Figure record listings:

# # # # # # #

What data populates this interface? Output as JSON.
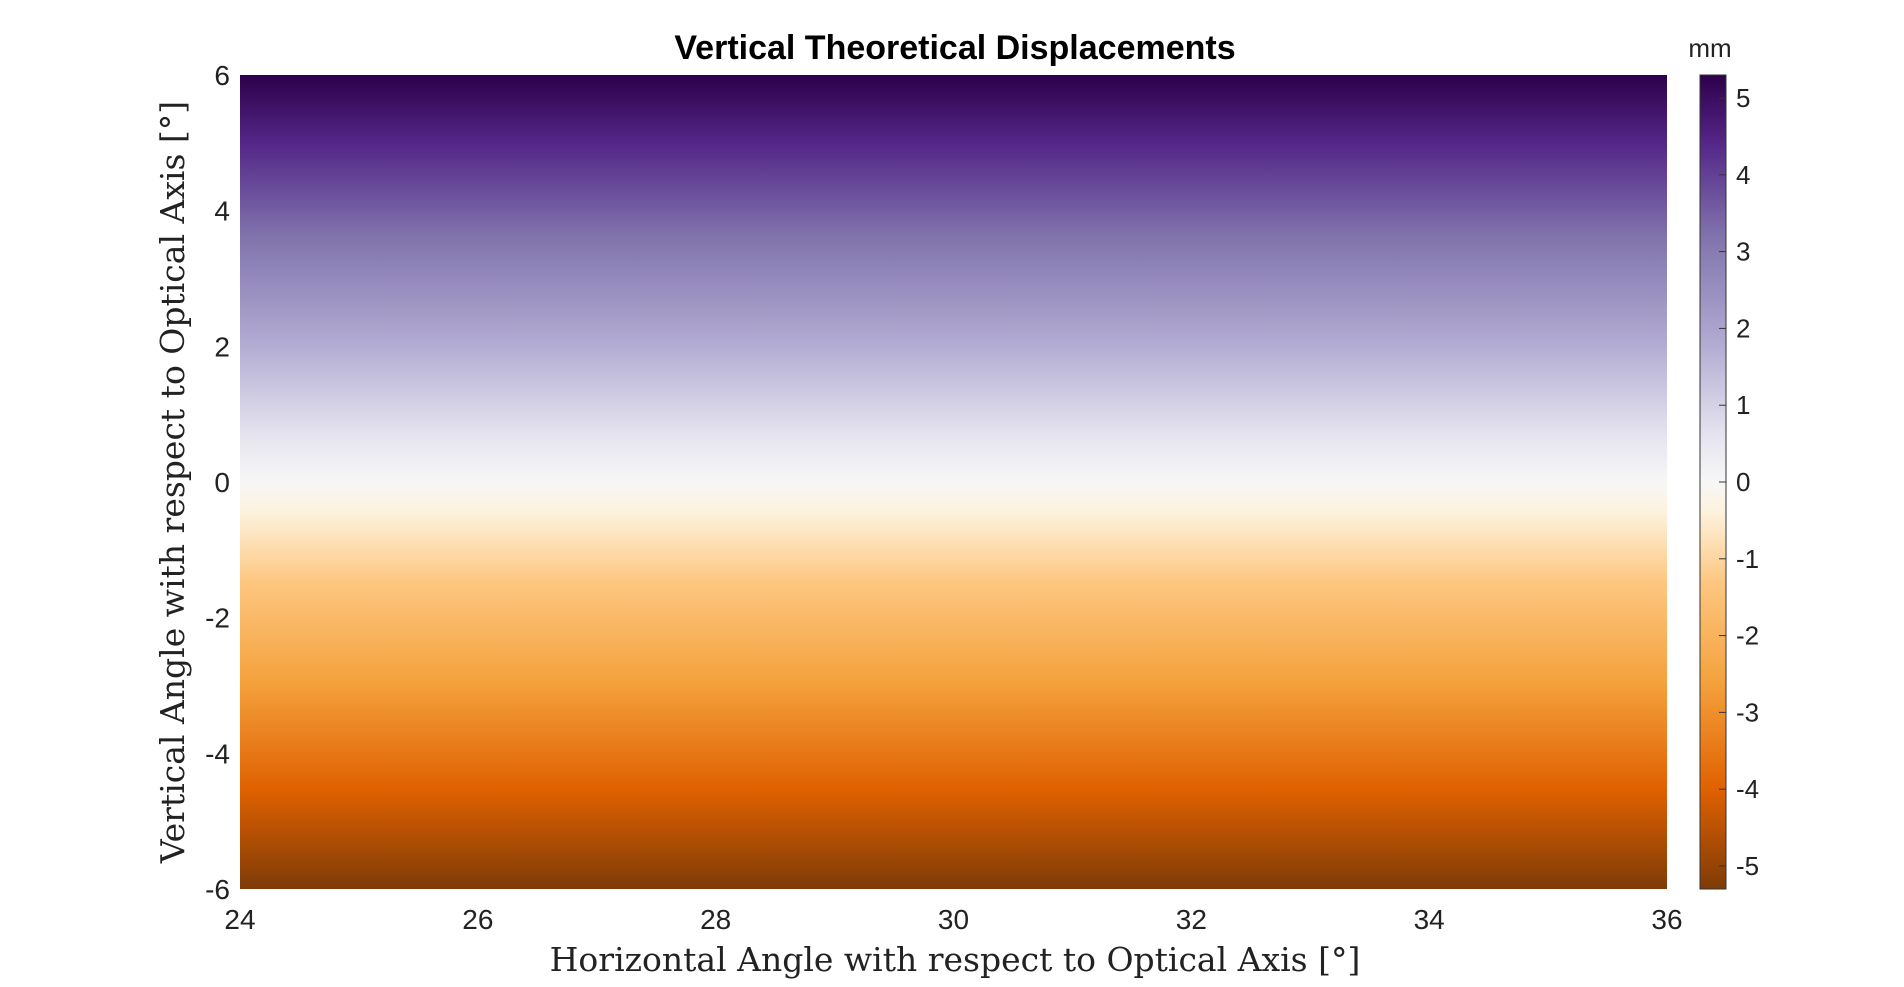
{
  "chart_data": {
    "type": "heatmap",
    "title": "Vertical Theoretical Displacements",
    "xlabel": "Horizontal Angle with respect to Optical Axis [°]",
    "ylabel": "Vertical Angle with respect to Optical Axis [°]",
    "xlim": [
      24,
      36
    ],
    "ylim": [
      -6,
      6
    ],
    "x_ticks": [
      "24",
      "26",
      "28",
      "30",
      "32",
      "34",
      "36"
    ],
    "y_ticks": [
      "-6",
      "-4",
      "-2",
      "0",
      "2",
      "4",
      "6"
    ],
    "description_of_field": "displacement varies only with vertical angle, approximately linear",
    "value_at_ylim": [
      -5.3,
      5.3
    ],
    "colorbar": {
      "unit": "mm",
      "range": [
        -5.3,
        5.3
      ],
      "ticks": [
        "-5",
        "-4",
        "-3",
        "-2",
        "-1",
        "0",
        "1",
        "2",
        "3",
        "4",
        "5"
      ],
      "colormap_stops": [
        {
          "value": -5.3,
          "color": "#7f3b08"
        },
        {
          "value": -4.0,
          "color": "#e06100"
        },
        {
          "value": -2.6,
          "color": "#f4a23d"
        },
        {
          "value": -1.3,
          "color": "#fdc781"
        },
        {
          "value": -0.4,
          "color": "#fdf2dd"
        },
        {
          "value": 0.0,
          "color": "#f7f7f7"
        },
        {
          "value": 0.6,
          "color": "#e6e4ef"
        },
        {
          "value": 1.8,
          "color": "#b2abd2"
        },
        {
          "value": 3.2,
          "color": "#8073ac"
        },
        {
          "value": 4.4,
          "color": "#542788"
        },
        {
          "value": 5.3,
          "color": "#2d004b"
        }
      ]
    }
  }
}
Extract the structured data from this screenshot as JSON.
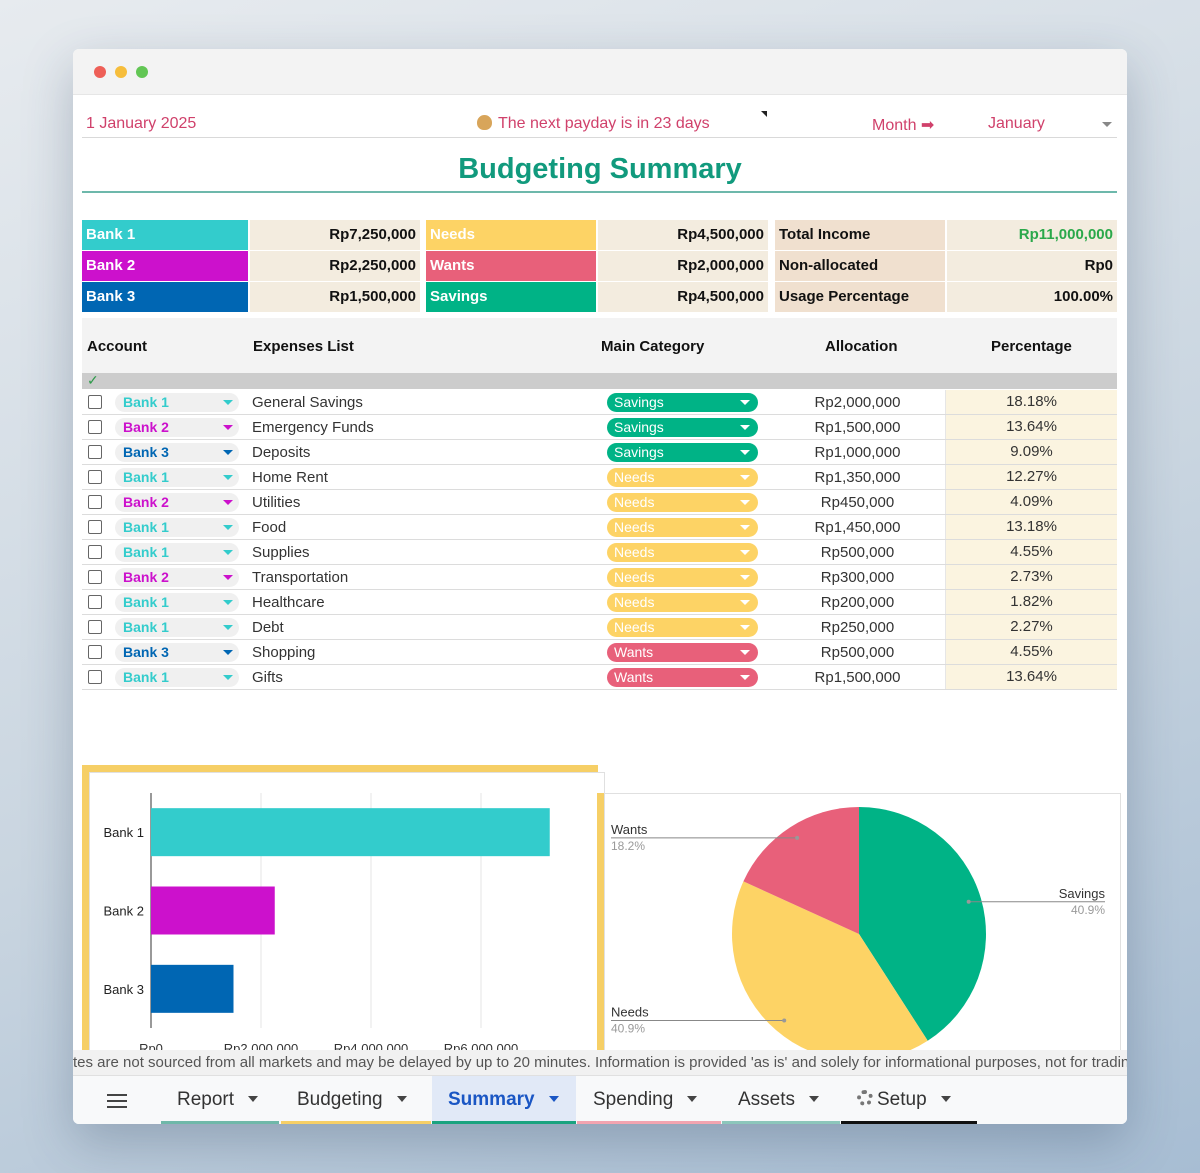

# # # # # # #

» Objective:
Reproduce all of the material above word for word. Omit the pictures.

» Answer to the task:
What data populates this interface? Output as JSON.
{
  "chart_data": {
    "type": "heatmap",
    "title": "Vertical Theoretical Displacements",
    "xlabel": "Horizontal Angle with respect to Optical Axis [°]",
    "ylabel": "Vertical Angle with respect to Optical Axis [°]",
    "xlim": [
      24,
      36
    ],
    "ylim": [
      -6,
      6
    ],
    "x_ticks": [
      "24",
      "26",
      "28",
      "30",
      "32",
      "34",
      "36"
    ],
    "y_ticks": [
      "-6",
      "-4",
      "-2",
      "0",
      "2",
      "4",
      "6"
    ],
    "description_of_field": "displacement varies only with vertical angle, approximately linear",
    "value_at_ylim": [
      -5.3,
      5.3
    ],
    "colorbar": {
      "unit": "mm",
      "range": [
        -5.3,
        5.3
      ],
      "ticks": [
        "-5",
        "-4",
        "-3",
        "-2",
        "-1",
        "0",
        "1",
        "2",
        "3",
        "4",
        "5"
      ],
      "colormap_stops": [
        {
          "value": -5.3,
          "color": "#7f3b08"
        },
        {
          "value": -4.0,
          "color": "#e06100"
        },
        {
          "value": -2.6,
          "color": "#f4a23d"
        },
        {
          "value": -1.3,
          "color": "#fdc781"
        },
        {
          "value": -0.4,
          "color": "#fdf2dd"
        },
        {
          "value": 0.0,
          "color": "#f7f7f7"
        },
        {
          "value": 0.6,
          "color": "#e6e4ef"
        },
        {
          "value": 1.8,
          "color": "#b2abd2"
        },
        {
          "value": 3.2,
          "color": "#8073ac"
        },
        {
          "value": 4.4,
          "color": "#542788"
        },
        {
          "value": 5.3,
          "color": "#2d004b"
        }
      ]
    }
  }
}
Extract the structured data from this screenshot as JSON.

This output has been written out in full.